Task description —
Identify, in the records below, every line where the string "sampling" appears, and copy each such line.

— Start of Records for processing —

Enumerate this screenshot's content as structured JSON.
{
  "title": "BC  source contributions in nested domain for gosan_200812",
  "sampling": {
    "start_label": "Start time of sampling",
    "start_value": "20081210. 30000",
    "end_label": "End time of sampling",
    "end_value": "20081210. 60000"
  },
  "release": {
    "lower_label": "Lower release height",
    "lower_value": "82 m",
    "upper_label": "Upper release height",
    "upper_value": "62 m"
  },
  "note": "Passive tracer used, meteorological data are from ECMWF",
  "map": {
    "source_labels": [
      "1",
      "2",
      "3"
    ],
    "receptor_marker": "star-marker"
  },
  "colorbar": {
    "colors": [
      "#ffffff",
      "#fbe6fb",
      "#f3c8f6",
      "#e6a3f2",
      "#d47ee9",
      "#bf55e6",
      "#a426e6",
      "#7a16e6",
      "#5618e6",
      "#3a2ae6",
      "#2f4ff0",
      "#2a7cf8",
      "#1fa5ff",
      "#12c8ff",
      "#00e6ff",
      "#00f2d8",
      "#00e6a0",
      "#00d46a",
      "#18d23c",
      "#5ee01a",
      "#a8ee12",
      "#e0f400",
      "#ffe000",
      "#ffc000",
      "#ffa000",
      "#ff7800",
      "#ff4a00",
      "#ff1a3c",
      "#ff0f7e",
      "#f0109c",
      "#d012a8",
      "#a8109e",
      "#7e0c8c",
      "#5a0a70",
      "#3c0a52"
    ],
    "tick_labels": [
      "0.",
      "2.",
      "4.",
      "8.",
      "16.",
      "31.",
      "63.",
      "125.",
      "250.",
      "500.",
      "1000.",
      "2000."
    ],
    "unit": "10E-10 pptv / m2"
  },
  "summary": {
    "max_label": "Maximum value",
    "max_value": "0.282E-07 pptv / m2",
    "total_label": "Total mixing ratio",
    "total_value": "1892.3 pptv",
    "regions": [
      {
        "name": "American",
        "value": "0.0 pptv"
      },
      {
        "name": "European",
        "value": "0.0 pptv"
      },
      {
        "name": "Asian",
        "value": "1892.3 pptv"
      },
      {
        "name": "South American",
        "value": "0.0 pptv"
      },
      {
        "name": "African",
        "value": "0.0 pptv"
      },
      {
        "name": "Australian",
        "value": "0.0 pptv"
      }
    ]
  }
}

— End of Records for processing —

Exercise output —
  "sampling": {
    "start_label": "Start time of sampling",
    "end_label": "End time of sampling",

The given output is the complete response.